## Task to complete
Gather all lines with the word "mergem" in them.

## Data shown
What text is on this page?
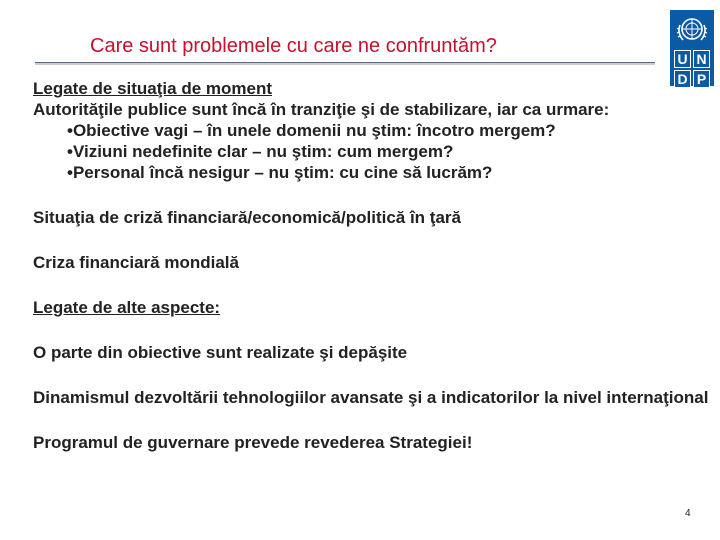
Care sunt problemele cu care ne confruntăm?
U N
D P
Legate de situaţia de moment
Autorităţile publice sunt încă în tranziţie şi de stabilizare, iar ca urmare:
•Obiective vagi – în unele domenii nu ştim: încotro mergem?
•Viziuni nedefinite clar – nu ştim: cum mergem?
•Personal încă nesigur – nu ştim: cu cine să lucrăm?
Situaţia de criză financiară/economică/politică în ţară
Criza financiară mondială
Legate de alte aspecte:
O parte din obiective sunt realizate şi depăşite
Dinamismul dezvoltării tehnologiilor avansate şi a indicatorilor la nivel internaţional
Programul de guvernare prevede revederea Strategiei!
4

---

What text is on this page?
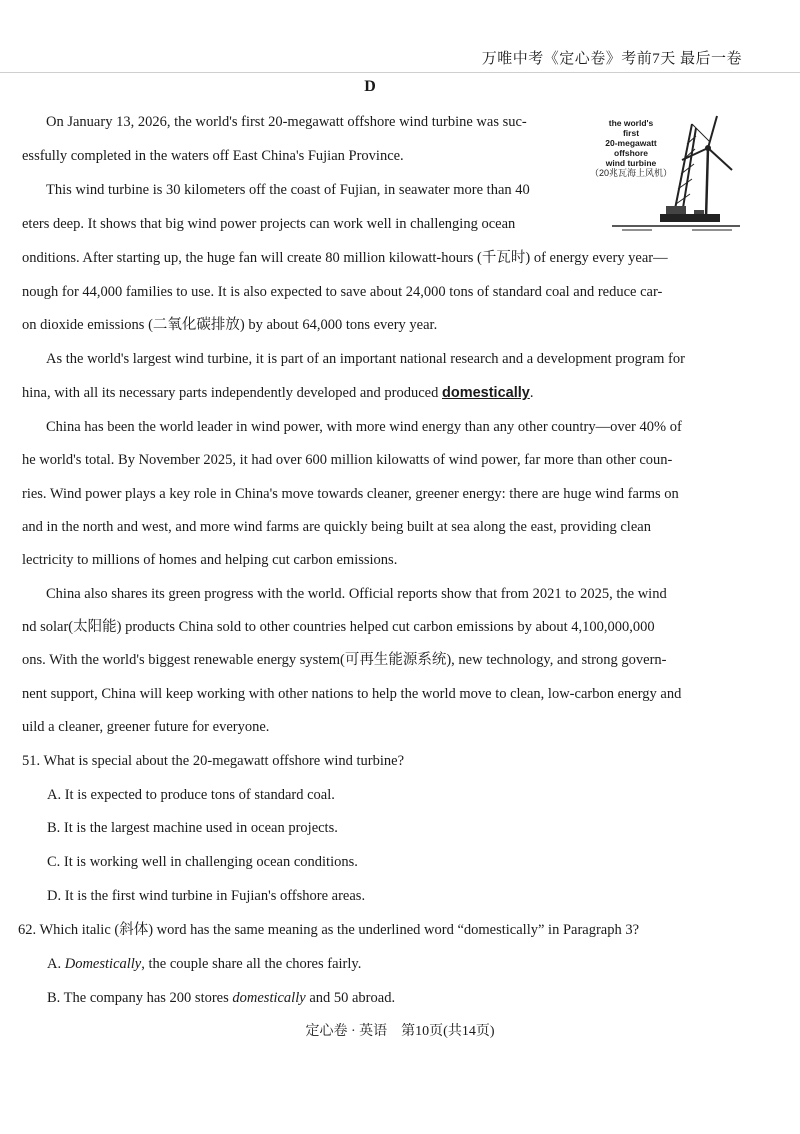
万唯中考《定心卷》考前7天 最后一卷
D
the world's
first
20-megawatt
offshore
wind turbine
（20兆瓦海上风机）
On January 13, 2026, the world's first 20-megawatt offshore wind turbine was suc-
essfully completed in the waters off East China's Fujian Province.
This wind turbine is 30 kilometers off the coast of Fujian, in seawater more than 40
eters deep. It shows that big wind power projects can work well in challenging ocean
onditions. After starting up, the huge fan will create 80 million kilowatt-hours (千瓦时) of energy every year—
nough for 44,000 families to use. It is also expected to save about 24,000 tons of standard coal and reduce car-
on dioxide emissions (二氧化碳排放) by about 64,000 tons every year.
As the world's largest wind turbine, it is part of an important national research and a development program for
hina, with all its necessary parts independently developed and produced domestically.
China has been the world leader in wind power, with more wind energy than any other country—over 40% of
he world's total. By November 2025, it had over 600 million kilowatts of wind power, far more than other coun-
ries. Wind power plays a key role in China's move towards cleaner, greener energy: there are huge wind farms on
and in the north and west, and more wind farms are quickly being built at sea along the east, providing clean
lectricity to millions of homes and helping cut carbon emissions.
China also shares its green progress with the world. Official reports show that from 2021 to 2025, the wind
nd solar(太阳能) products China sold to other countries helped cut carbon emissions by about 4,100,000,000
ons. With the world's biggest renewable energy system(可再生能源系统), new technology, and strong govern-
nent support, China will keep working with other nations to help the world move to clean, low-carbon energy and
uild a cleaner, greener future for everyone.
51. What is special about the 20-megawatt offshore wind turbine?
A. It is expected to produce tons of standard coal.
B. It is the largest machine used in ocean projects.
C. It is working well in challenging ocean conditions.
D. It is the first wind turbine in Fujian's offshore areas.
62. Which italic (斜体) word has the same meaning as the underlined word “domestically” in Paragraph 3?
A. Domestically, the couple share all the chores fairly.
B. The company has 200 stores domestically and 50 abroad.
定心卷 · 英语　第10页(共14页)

---

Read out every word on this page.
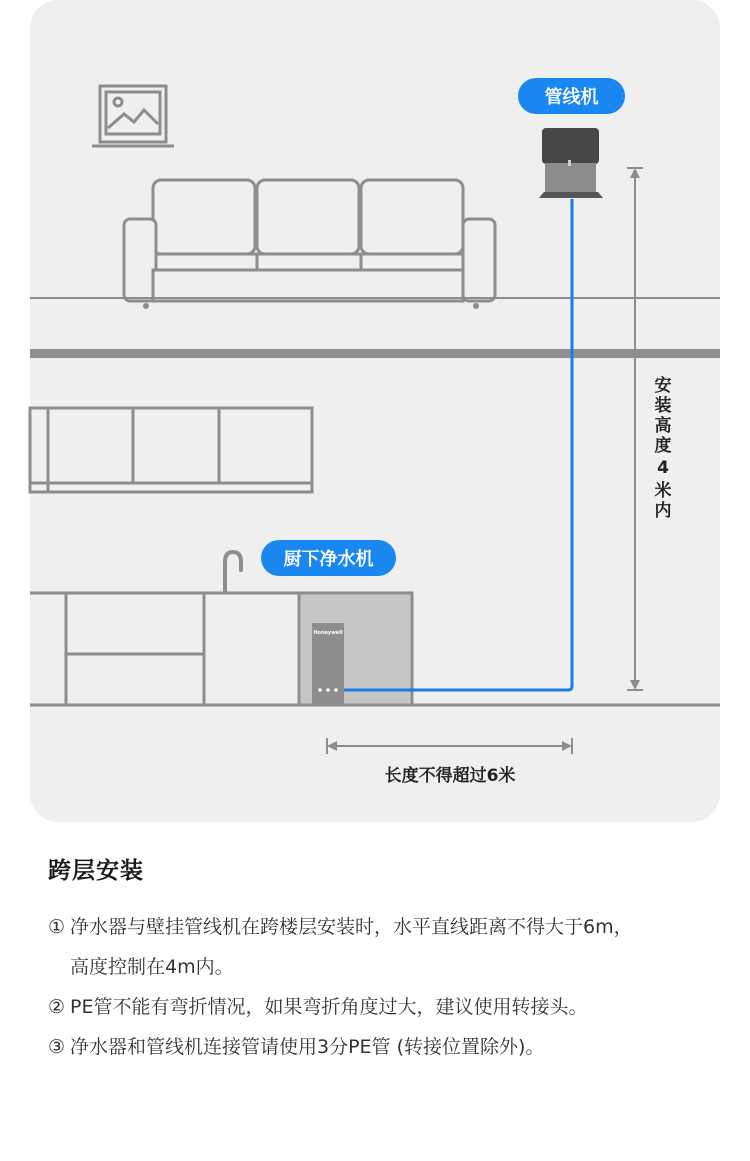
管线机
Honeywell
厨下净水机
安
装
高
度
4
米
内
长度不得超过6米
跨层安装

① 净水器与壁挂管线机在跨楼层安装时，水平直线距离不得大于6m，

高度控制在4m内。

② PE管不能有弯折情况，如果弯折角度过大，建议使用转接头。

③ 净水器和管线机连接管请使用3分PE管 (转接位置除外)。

## Exercise response
•Obiective vagi – în unele domenii nu ştim: încotro mergem?
•Viziuni nedefinite clar – nu ştim: cum mergem?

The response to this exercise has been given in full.